## ENTRIES:

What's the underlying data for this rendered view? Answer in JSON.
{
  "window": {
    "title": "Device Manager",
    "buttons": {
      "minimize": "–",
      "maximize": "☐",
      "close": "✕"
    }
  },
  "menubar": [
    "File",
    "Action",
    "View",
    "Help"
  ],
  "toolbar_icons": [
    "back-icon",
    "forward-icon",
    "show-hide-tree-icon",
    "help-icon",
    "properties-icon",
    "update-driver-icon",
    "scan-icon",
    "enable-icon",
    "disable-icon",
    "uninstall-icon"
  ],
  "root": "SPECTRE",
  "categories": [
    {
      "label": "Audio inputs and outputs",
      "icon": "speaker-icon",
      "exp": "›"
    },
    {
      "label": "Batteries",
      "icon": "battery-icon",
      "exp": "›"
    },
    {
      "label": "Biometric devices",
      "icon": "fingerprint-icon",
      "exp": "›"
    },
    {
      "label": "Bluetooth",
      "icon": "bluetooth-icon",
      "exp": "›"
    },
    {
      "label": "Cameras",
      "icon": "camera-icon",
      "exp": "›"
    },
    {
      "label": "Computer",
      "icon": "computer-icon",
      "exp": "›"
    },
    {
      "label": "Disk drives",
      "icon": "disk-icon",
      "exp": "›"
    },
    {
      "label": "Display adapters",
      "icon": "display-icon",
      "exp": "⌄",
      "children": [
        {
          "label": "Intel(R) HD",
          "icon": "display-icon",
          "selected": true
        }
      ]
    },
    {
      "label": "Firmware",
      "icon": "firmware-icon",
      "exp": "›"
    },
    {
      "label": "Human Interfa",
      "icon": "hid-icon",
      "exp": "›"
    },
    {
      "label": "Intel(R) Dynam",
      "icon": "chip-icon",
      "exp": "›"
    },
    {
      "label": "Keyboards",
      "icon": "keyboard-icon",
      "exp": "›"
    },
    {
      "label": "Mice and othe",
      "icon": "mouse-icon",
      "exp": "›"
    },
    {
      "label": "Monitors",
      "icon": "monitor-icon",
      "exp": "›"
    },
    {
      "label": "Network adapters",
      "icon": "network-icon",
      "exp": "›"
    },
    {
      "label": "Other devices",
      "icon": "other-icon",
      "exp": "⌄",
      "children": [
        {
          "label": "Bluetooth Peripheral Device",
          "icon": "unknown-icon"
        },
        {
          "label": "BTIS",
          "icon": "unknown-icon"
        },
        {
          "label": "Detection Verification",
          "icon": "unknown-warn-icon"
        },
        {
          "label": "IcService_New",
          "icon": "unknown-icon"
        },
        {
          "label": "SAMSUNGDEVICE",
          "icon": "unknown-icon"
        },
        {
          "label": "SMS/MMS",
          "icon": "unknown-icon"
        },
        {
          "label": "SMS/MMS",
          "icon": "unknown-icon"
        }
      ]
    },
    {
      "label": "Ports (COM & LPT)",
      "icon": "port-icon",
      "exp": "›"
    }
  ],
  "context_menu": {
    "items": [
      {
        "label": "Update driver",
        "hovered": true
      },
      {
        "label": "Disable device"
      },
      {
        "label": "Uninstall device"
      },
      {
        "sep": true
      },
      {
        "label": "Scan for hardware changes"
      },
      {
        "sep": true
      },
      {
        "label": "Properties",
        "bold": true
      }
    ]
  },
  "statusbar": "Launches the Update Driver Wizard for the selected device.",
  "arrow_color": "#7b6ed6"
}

## WHAT NEEDS TO BE DONE:
Report how many lines of the listing above include the word "selected". Say nothing but the number.

## COMPLETE RESPONSE:
2